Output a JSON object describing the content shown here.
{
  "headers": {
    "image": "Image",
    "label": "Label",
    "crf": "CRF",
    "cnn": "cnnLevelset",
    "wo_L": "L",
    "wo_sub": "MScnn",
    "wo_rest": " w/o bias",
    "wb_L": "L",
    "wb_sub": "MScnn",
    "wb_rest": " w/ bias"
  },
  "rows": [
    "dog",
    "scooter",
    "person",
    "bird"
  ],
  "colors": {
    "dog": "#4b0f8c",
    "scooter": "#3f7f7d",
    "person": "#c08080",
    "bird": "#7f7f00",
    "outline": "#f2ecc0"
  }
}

==

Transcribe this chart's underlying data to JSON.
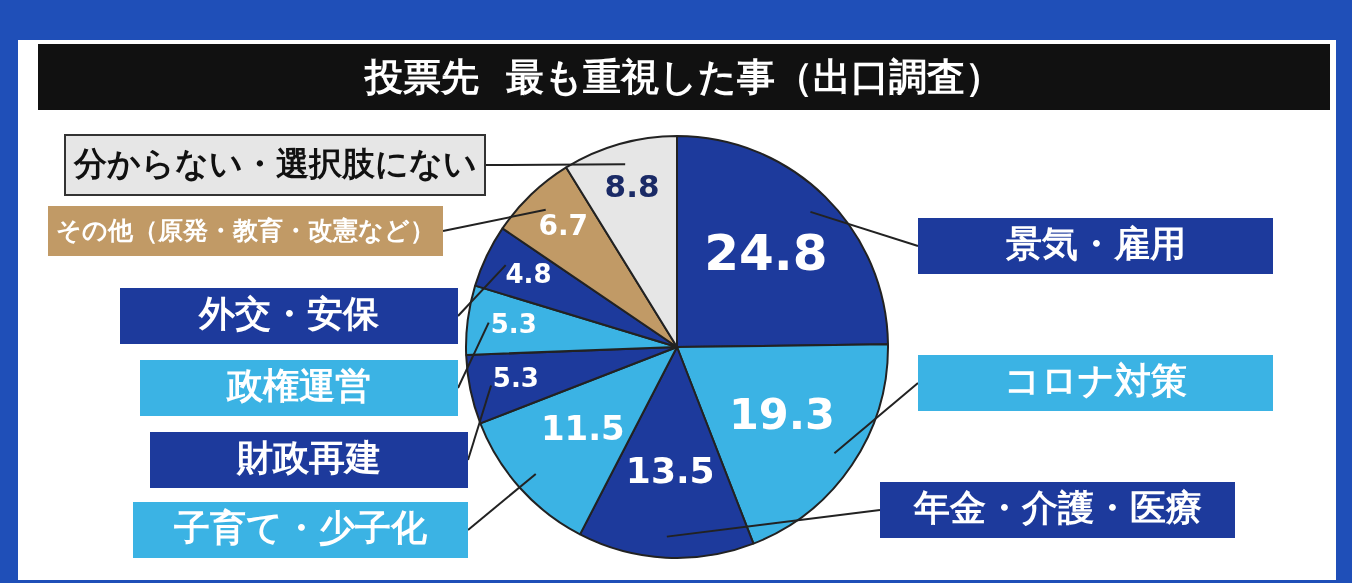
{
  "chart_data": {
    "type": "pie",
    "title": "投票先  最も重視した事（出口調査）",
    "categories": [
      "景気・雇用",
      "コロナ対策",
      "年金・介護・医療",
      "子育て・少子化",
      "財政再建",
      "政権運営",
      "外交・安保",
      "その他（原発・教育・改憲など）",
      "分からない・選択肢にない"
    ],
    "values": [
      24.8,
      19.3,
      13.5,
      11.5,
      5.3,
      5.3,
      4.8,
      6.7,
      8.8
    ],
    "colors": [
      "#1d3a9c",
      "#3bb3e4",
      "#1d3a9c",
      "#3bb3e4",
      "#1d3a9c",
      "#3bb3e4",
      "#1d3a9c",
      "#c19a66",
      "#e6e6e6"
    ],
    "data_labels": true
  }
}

--

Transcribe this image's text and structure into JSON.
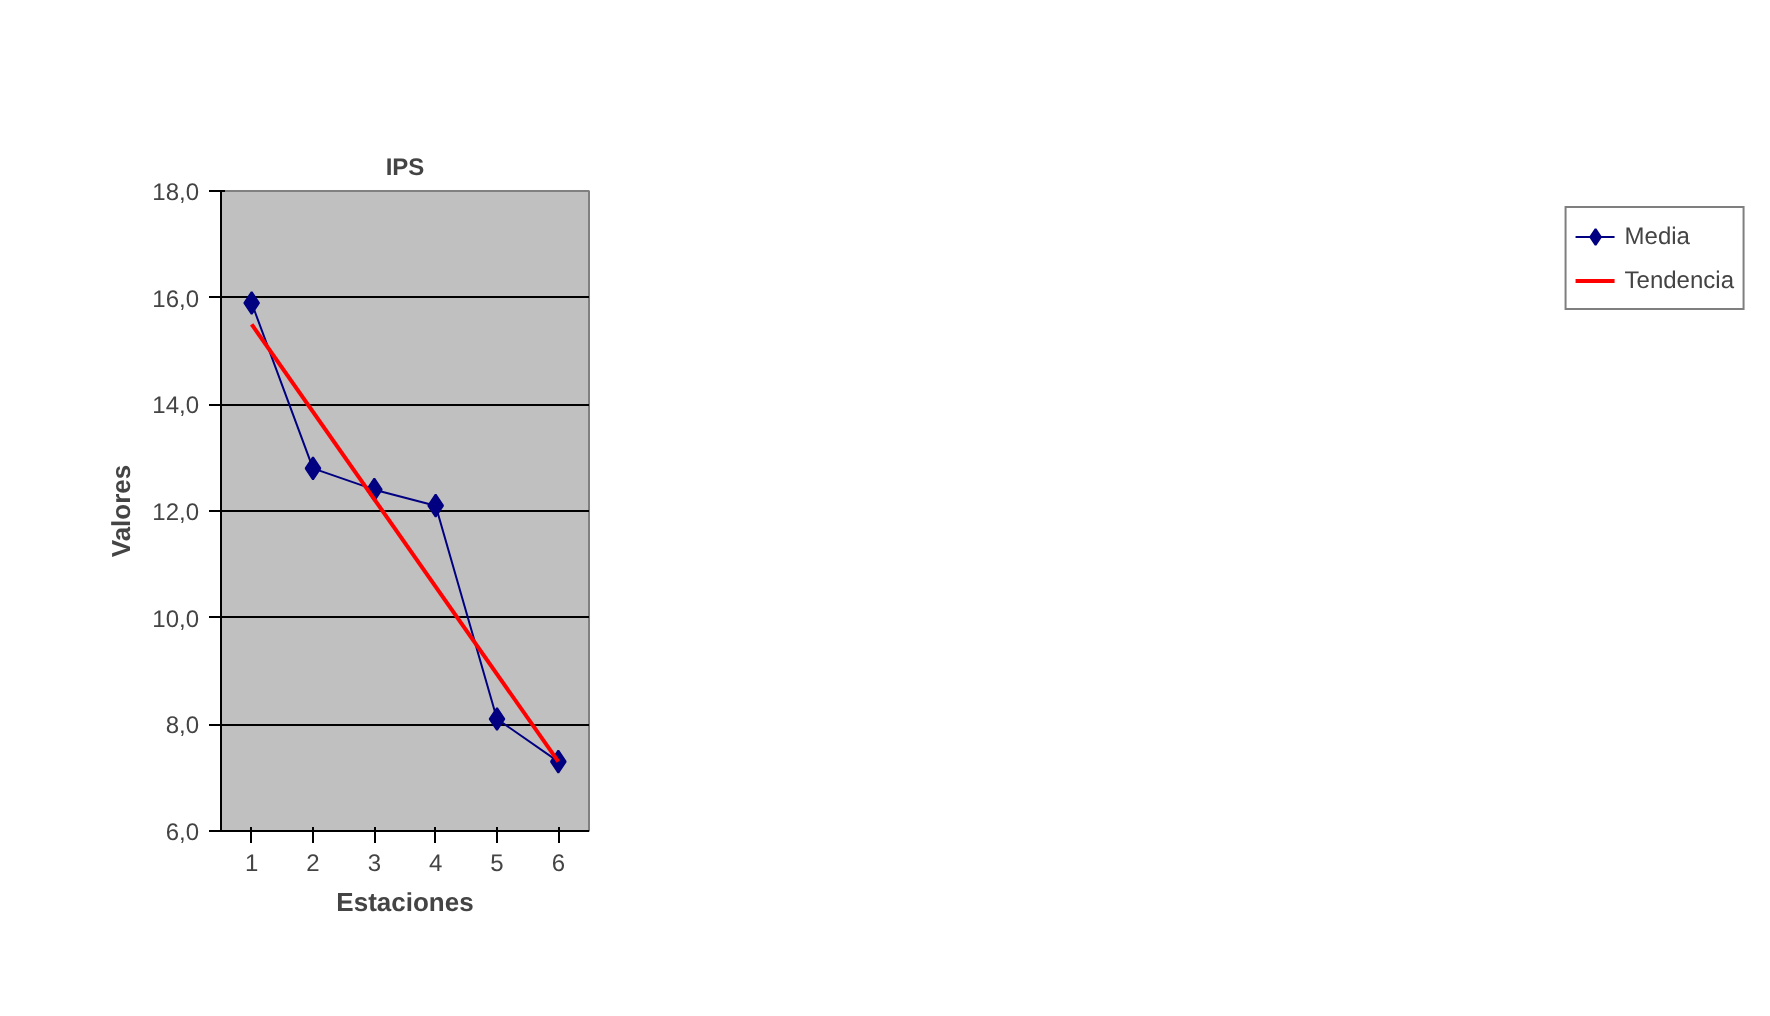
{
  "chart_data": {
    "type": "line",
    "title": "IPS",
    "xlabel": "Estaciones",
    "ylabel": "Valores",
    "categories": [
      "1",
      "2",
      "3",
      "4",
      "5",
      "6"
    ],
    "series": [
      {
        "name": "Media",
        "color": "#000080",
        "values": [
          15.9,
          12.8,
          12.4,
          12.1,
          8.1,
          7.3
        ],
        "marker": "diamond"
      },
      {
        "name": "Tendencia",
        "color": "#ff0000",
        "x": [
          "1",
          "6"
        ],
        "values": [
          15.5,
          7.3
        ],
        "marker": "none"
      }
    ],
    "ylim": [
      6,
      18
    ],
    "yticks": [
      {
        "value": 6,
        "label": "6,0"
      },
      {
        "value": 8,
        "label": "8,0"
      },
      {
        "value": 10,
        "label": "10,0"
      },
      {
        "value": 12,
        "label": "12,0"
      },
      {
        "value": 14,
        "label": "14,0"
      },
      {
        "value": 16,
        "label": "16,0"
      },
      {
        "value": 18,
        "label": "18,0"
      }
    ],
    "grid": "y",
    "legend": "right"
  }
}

- **Direction**: Pick out all lines containing the string "JSON".

- **The answer**:
Output a JSON object describing the content shown here.
Transcribe this chart's underlying data to JSON.
Transcribe this image's text and structure into JSON.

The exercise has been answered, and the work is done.